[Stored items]
####################

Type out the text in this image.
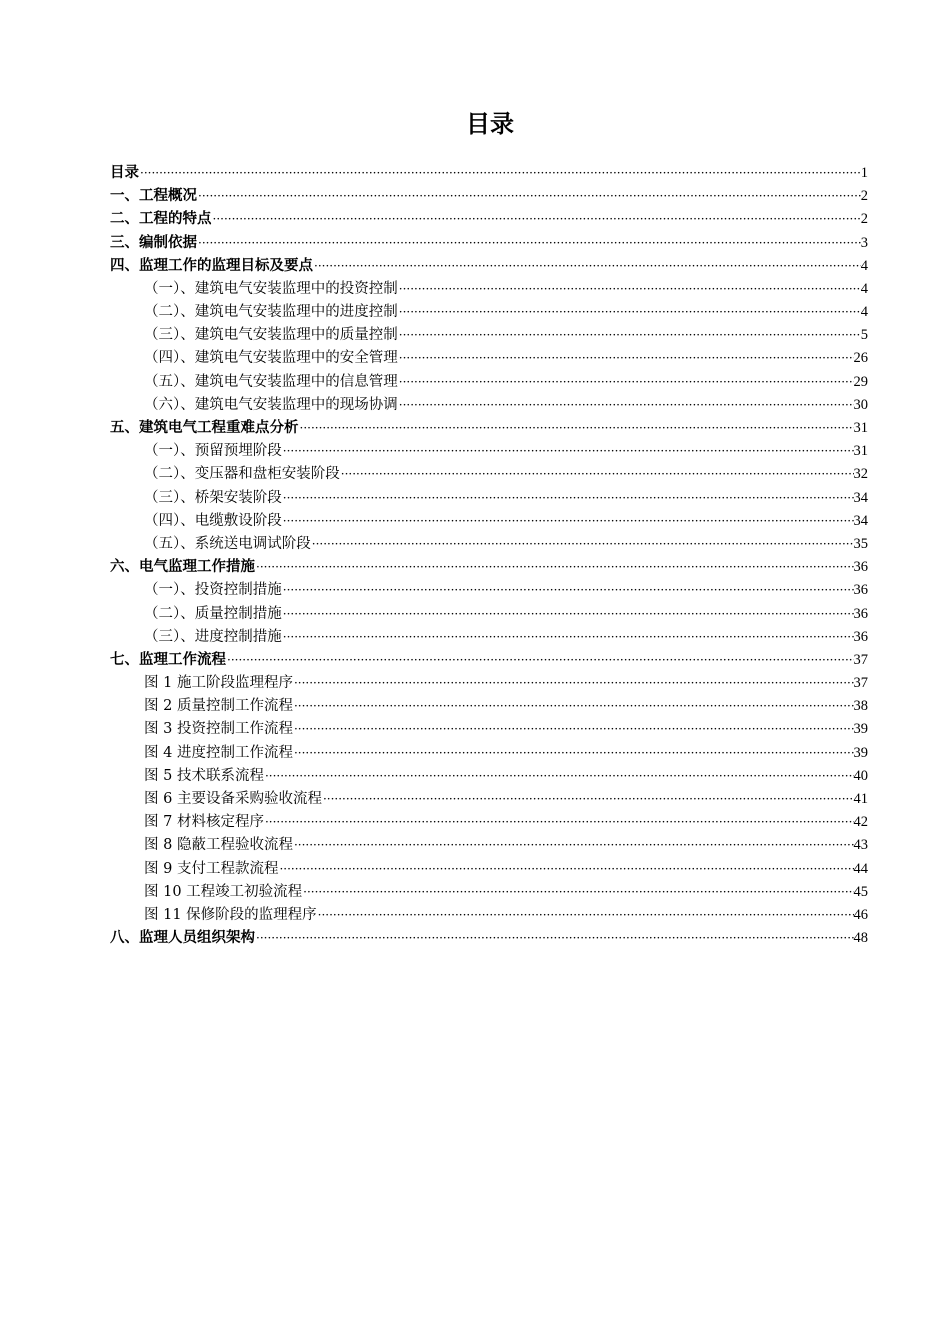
目录
目录 ·····	1
一、工程概况 ·····	2
二、工程的特点 ·····	2
三、编制依据 ·····	3
四、监理工作的监理目标及要点 ·····	4
（一）、建筑电气安装监理中的投资控制 ·····	4
（二）、建筑电气安装监理中的进度控制 ·····	4
（三）、建筑电气安装监理中的质量控制 ·····	5
（四）、建筑电气安装监理中的安全管理 ·····	26
（五）、建筑电气安装监理中的信息管理 ·····	29
（六）、建筑电气安装监理中的现场协调 ·····	30
五、建筑电气工程重难点分析 ·····	31
（一）、预留预埋阶段 ·····	31
（二）、变压器和盘柜安装阶段 ·····	32
（三）、桥架安装阶段 ·····	34
（四）、电缆敷设阶段 ·····	34
（五）、系统送电调试阶段 ·····	35
六、电气监理工作措施 ·····	36
（一）、投资控制措施 ·····	36
（二）、质量控制措施 ·····	36
（三）、进度控制措施 ·····	36
七、监理工作流程 ·····	37
图 1 施工阶段监理程序 ·····	37
图 2 质量控制工作流程 ·····	38
图 3 投资控制工作流程 ·····	39
图 4 进度控制工作流程 ·····	39
图 5 技术联系流程 ·····	40
图 6 主要设备采购验收流程 ·····	41
图 7 材料核定程序 ·····	42
图 8 隐蔽工程验收流程 ·····	43
图 9 支付工程款流程 ·····	44
图 10 工程竣工初验流程 ·····	45
图 11 保修阶段的监理程序 ·····	46
八、监理人员组织架构 ·····	48
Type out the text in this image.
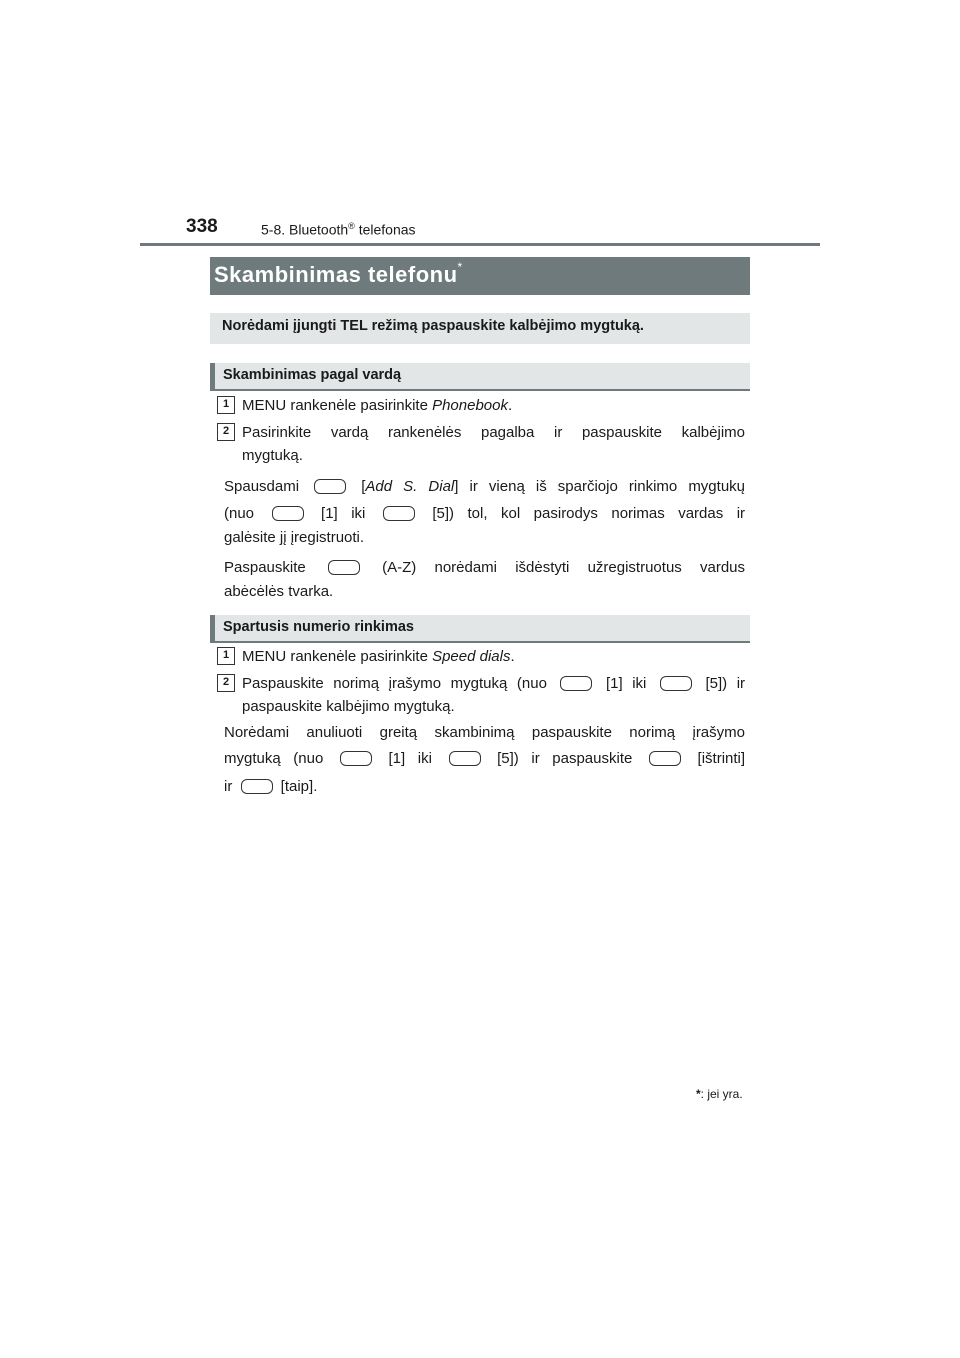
338	5-8. Bluetooth® telefonas
Skambinimas telefonu*
Norėdami įjungti TEL režimą paspauskite kalbėjimo mygtuką.
Skambinimas pagal vardą
1 MENU rankenėle pasirinkite Phonebook.
2 Pasirinkite vardą rankenėlės pagalba ir paspauskite kalbėjimo
mygtuką.
Spausdami	[Add S. Dial] ir vieną iš sparčiojo rinkimo mygtukų
(nuo	[1] iki	[5]) tol, kol pasirodys norimas vardas ir
galėsite jį įregistruoti.
Paspauskite	(A-Z) norėdami išdėstyti užregistruotus vardus
abėcėlės tvarka.
Spartusis numerio rinkimas
1 MENU rankenėle pasirinkite Speed dials.
2 Paspauskite norimą įrašymo mygtuką (nuo	[1] iki	[5]) ir
paspauskite kalbėjimo mygtuką.
Norėdami anuliuoti greitą skambinimą paspauskite norimą įrašymo
mygtuką (nuo	[1] iki	[5]) ir paspauskite	[ištrinti]
ir	[taip].
*: jei yra.
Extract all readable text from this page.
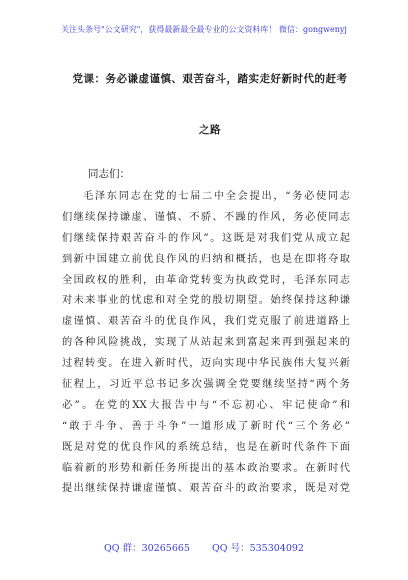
关注头条号"公文研究"，获得最新最全最专业的公文资料库！ 微信：gongwenyj
党课：务必谦虚谨慎、艰苦奋斗，踏实走好新时代的赶考
之路
同志们：
毛泽东同志在党的七届二中全会提出，“务必使同志
们继续保持谦虚、谨慎、不骄、不躁的作风，务必使同志
们继续保持艰苦奋斗的作风”。这既是对我们党从成立起
到新中国建立前优良作风的归纳和概括，也是在即将夺取
全国政权的胜利，由革命党转变为执政党时，毛泽东同志
对未来事业的忧虑和对全党的殷切期望。始终保持这种谦
虚谨慎、艰苦奋斗的优良作风，我们党克服了前进道路上
的各种风险挑战，实现了从站起来到富起来再到强起来的
过程转变。在进入新时代，迈向实现中华民族伟大复兴新
征程上，习近平总书记多次强调全党要继续坚持“两个务
必”。在党的XX大报告中与“不忘初心、牢记使命”和
“敢于斗争、善于斗争”一道形成了新时代“三个务必”
既是对党的优良作风的系统总结，也是在新时代条件下面
临着新的形势和新任务所提出的基本政治要求。在新时代
提出继续保持谦虚谨慎、艰苦奋斗的政治要求，既是对党
QQ 群：30265665 QQ 号：535304092
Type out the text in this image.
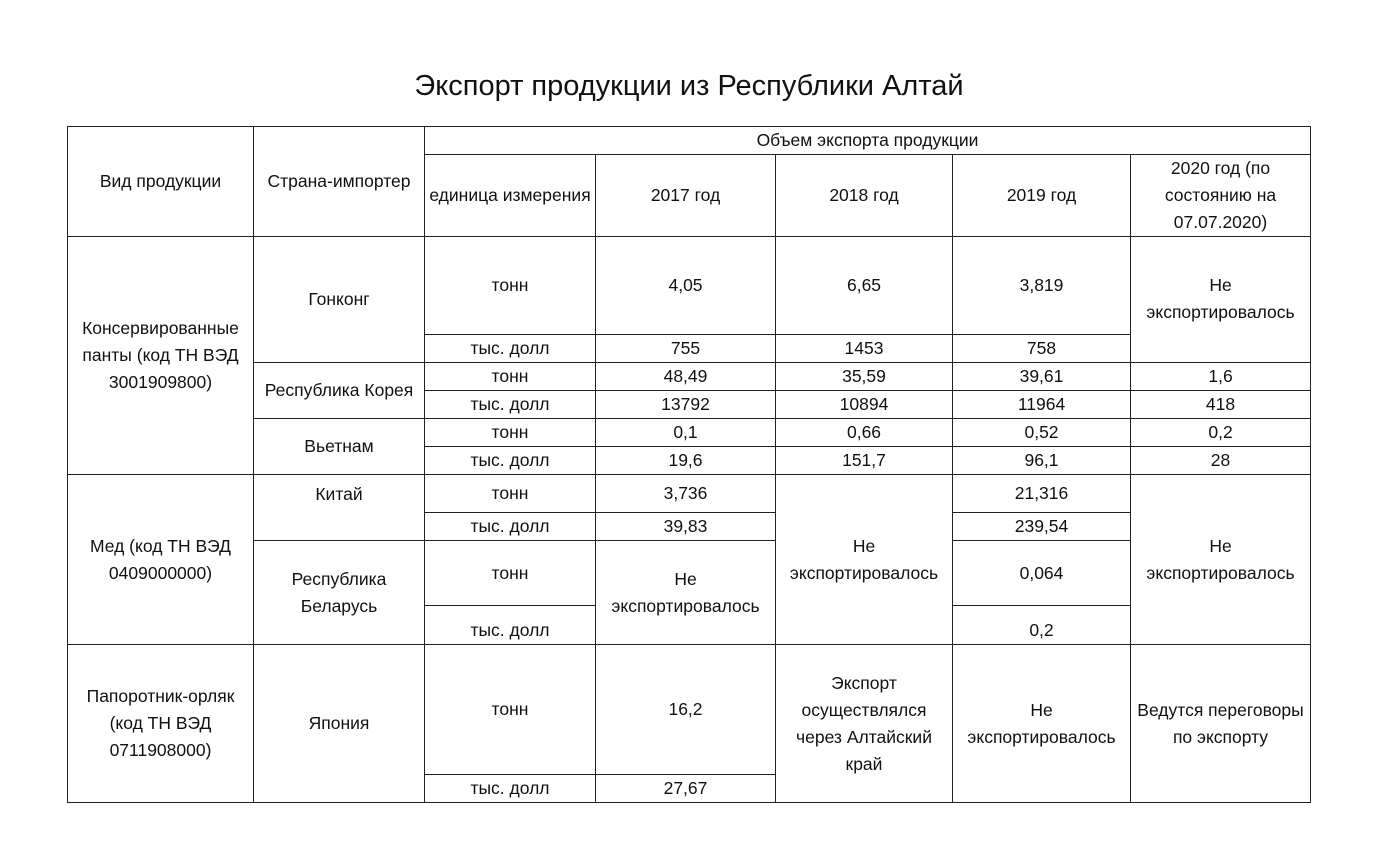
Экспорт продукции из Республики Алтай
Вид продукции	Страна-импортер	Объем экспорта продукции				
		единица измерения	2017 год	2018 год	2019 год	2020 год (по состоянию на 07.07.2020)
Консервированные панты (код ТН ВЭД 3001909800)	Гонконг	тонн	4,05	6,65	3,819	Не экспортировалось
		тыс. долл	755	1453	758	
	Республика Корея	тонн	48,49	35,59	39,61	1,6
		тыс. долл	13792	10894	11964	418
	Вьетнам	тонн	0,1	0,66	0,52	0,2
		тыс. долл	19,6	151,7	96,1	28
Мед (код ТН ВЭД 0409000000)	Китай	тонн	3,736	Не экспортировалось	21,316	Не экспортировалось
		тыс. долл	39,83		239,54	
	Республика Беларусь	тонн	Не экспортировалось		0,064	
		тыс. долл			0,2	
Папоротник-орляк (код ТН ВЭД 0711908000)	Япония	тонн	16,2	Экспорт осуществлялся через Алтайский край	Не экспортировалось	Ведутся переговоры по экспорту
		тыс. долл	27,67			
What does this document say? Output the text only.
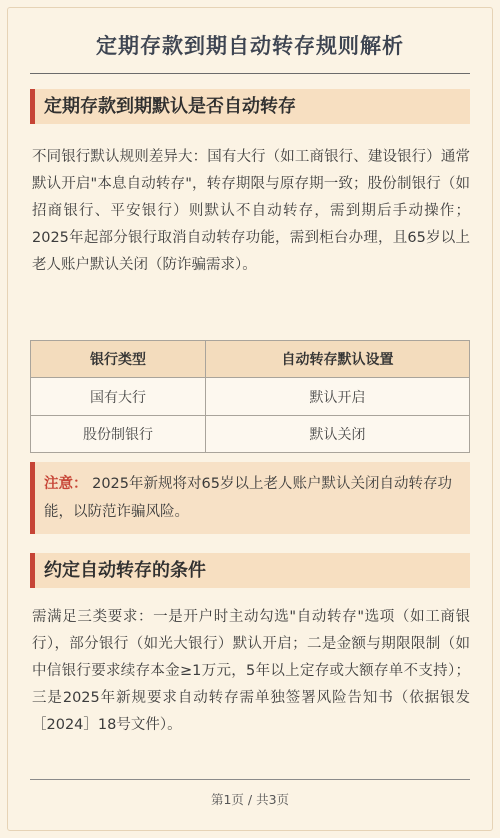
定期存款到期自动转存规则解析
定期存款到期默认是否自动转存
不同银行默认规则差异大：国有大行（如工商银行、建设银行）通常默认开启"本息自动转存"，转存期限与原存期一致；股份制银行（如招商银行、平安银行）则默认不自动转存，需到期后手动操作；2025年起部分银行取消自动转存功能，需到柜台办理，且65岁以上老人账户默认关闭（防诈骗需求）。
银行类型	自动转存默认设置
国有大行	默认开启
股份制银行	默认关闭
注意： 2025年新规将对65岁以上老人账户默认关闭自动转存功能，以防范诈骗风险。
约定自动转存的条件
需满足三类要求：一是开户时主动勾选"自动转存"选项（如工商银行），部分银行（如光大银行）默认开启；二是金额与期限限制（如中信银行要求续存本金≥1万元，5年以上定存或大额存单不支持）；三是2025年新规要求自动转存需单独签署风险告知书（依据银发［2024］18号文件）。
第1页 / 共3页
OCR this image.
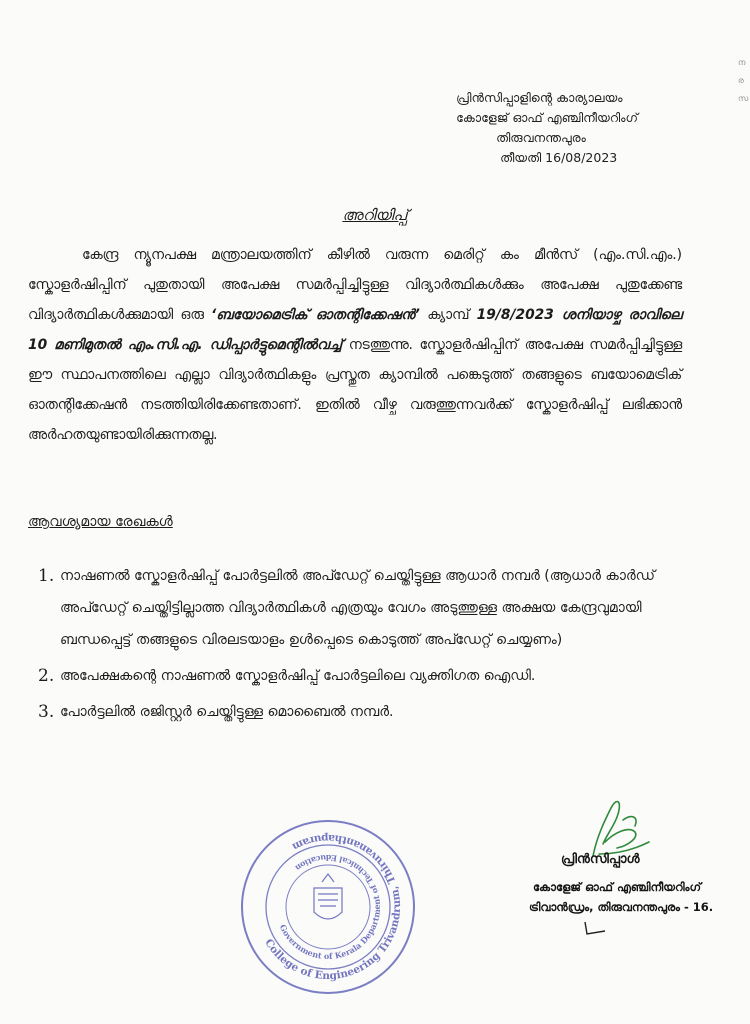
ന
ര
സ
പ്രിൻസിപ്പാളിന്റെ കാര്യാലയം
കോളേജ് ഓഫ് എഞ്ചിനീയറിംഗ്
തിരുവനന്തപുരം
തീയതി 16/08/2023
അറിയിപ്പ്

കേന്ദ്ര ന്യൂനപക്ഷ മന്ത്രാലയത്തിന് കീഴിൽ വരുന്ന മെരിറ്റ് കം മീൻസ് (എം.സി.എം.) സ്കോളർഷിപ്പിന് പുതുതായി അപേക്ഷ സമർപ്പിച്ചിട്ടുള്ള വിദ്യാർത്ഥികൾക്കും അപേക്ഷ പുതുക്കേണ്ട വിദ്യാർത്ഥികൾക്കുമായി ഒരു ‘ബയോമെട്രിക് ഓതന്റിക്കേഷൻ’ ക്യാമ്പ് 19/8/2023 ശനിയാഴ്ച രാവിലെ 10 മണിമുതൽ എം.സി.എ. ഡിപ്പാർട്ടുമെന്റിൽവച്ച് നടത്തുന്നു. സ്കോളർഷിപ്പിന് അപേക്ഷ സമർപ്പിച്ചിട്ടുള്ള ഈ സ്ഥാപനത്തിലെ എല്ലാ വിദ്യാർത്ഥികളും പ്രസ്തുത ക്യാമ്പിൽ പങ്കെടുത്ത് തങ്ങളുടെ ബയോമെട്രിക് ഓതന്റിക്കേഷൻ നടത്തിയിരിക്കേണ്ടതാണ്. ഇതിൽ വീഴ്ച വരുത്തുന്നവർക്ക് സ്കോളർഷിപ്പ് ലഭിക്കാൻ അർഹതയുണ്ടായിരിക്കുന്നതല്ല.

ആവശ്യമായ രേഖകൾ
1. നാഷണൽ സ്കോളർഷിപ്പ് പോർട്ടലിൽ അപ്ഡേറ്റ് ചെയ്തിട്ടുള്ള ആധാർ നമ്പർ (ആധാർ കാർഡ് അപ്ഡേറ്റ് ചെയ്തിട്ടില്ലാത്ത വിദ്യാർത്ഥികൾ എത്രയും വേഗം അടുത്തുള്ള അക്ഷയ കേന്ദ്രവുമായി ബന്ധപ്പെട്ട് തങ്ങളുടെ വിരലടയാളം ഉൾപ്പെടെ കൊടുത്ത് അപ്ഡേറ്റ് ചെയ്യണം)
2. അപേക്ഷകന്റെ നാഷണൽ സ്കോളർഷിപ്പ് പോർട്ടലിലെ വ്യക്തിഗത ഐഡി.
3. പോർട്ടലിൽ രജിസ്റ്റർ ചെയ്തിട്ടുള്ള മൊബൈൽ നമ്പർ.
College of Engineering Trivandrum, Thiruvananthapuram
Government of Kerala Department of Technical Education
പ്രിൻസിപ്പാൾ
കോളേജ് ഓഫ് എഞ്ചിനീയറിംഗ്
ട്രിവാൻഡ്രം, തിരുവനന്തപുരം - 16.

####################

Stated task: From the listing above, copy out each line where the word "Skambinimas" appears.

Reply to the task:
Skambinimas telefonu*
Skambinimas pagal vardą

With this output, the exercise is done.